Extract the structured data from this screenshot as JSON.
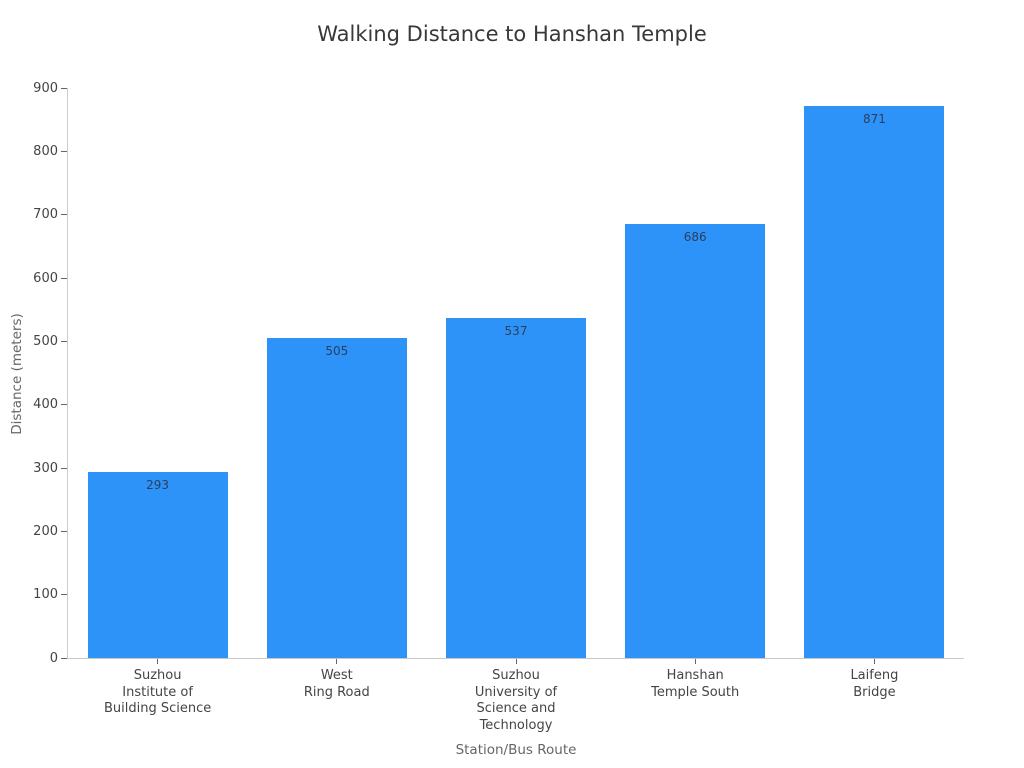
{
  "chart_data": {
    "type": "bar",
    "title": "Walking Distance to Hanshan Temple",
    "xlabel": "Station/Bus Route",
    "ylabel": "Distance (meters)",
    "categories": [
      "Suzhou\nInstitute of\nBuilding Science",
      "West\nRing Road",
      "Suzhou\nUniversity of\nScience and\nTechnology",
      "Hanshan\nTemple South",
      "Laifeng\nBridge"
    ],
    "values": [
      293,
      505,
      537,
      686,
      871
    ],
    "bar_labels": [
      "293",
      "505",
      "537",
      "686",
      "871"
    ],
    "ylim": [
      0,
      900
    ],
    "yticks": [
      0,
      100,
      200,
      300,
      400,
      500,
      600,
      700,
      800,
      900
    ],
    "grid": false,
    "legend_position": "none",
    "bar_color": "#2e93f8",
    "value_label_color": "#2a3f5f",
    "tick_label_color": "#444444",
    "axis_title_color": "#666666",
    "title_color": "#383838"
  }
}
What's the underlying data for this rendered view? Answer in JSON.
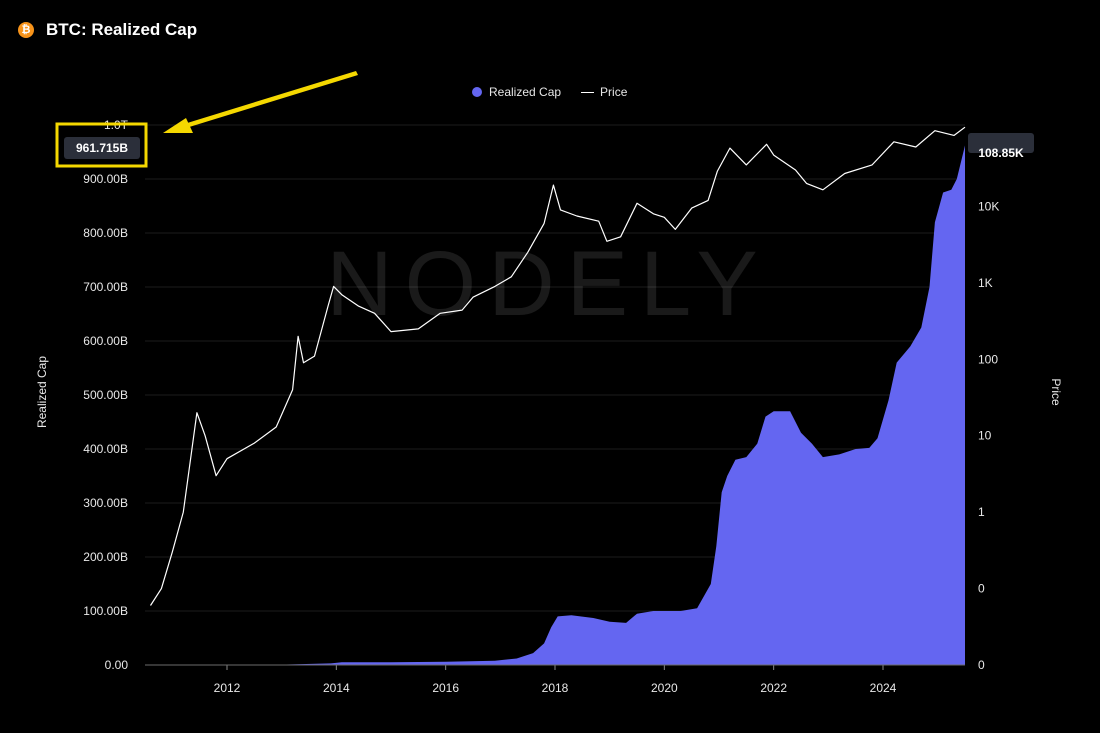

□ □ □ □

> _Challenge_: Every record above should be transcribed exactly; the pictures stay out of the copy.

> _The completed task_:
Extract the structured data from this screenshot as JSON.
{
  "chart_data": {
    "type": "bar",
    "title": "Walking Distance to Hanshan Temple",
    "xlabel": "Station/Bus Route",
    "ylabel": "Distance (meters)",
    "categories": [
      "Suzhou\nInstitute of\nBuilding Science",
      "West\nRing Road",
      "Suzhou\nUniversity of\nScience and\nTechnology",
      "Hanshan\nTemple South",
      "Laifeng\nBridge"
    ],
    "values": [
      293,
      505,
      537,
      686,
      871
    ],
    "bar_labels": [
      "293",
      "505",
      "537",
      "686",
      "871"
    ],
    "ylim": [
      0,
      900
    ],
    "yticks": [
      0,
      100,
      200,
      300,
      400,
      500,
      600,
      700,
      800,
      900
    ],
    "grid": false,
    "legend_position": "none",
    "bar_color": "#2e93f8",
    "value_label_color": "#2a3f5f",
    "tick_label_color": "#444444",
    "axis_title_color": "#666666",
    "title_color": "#383838"
  }
}
What's the underlying data for this rendered view? Answer in JSON.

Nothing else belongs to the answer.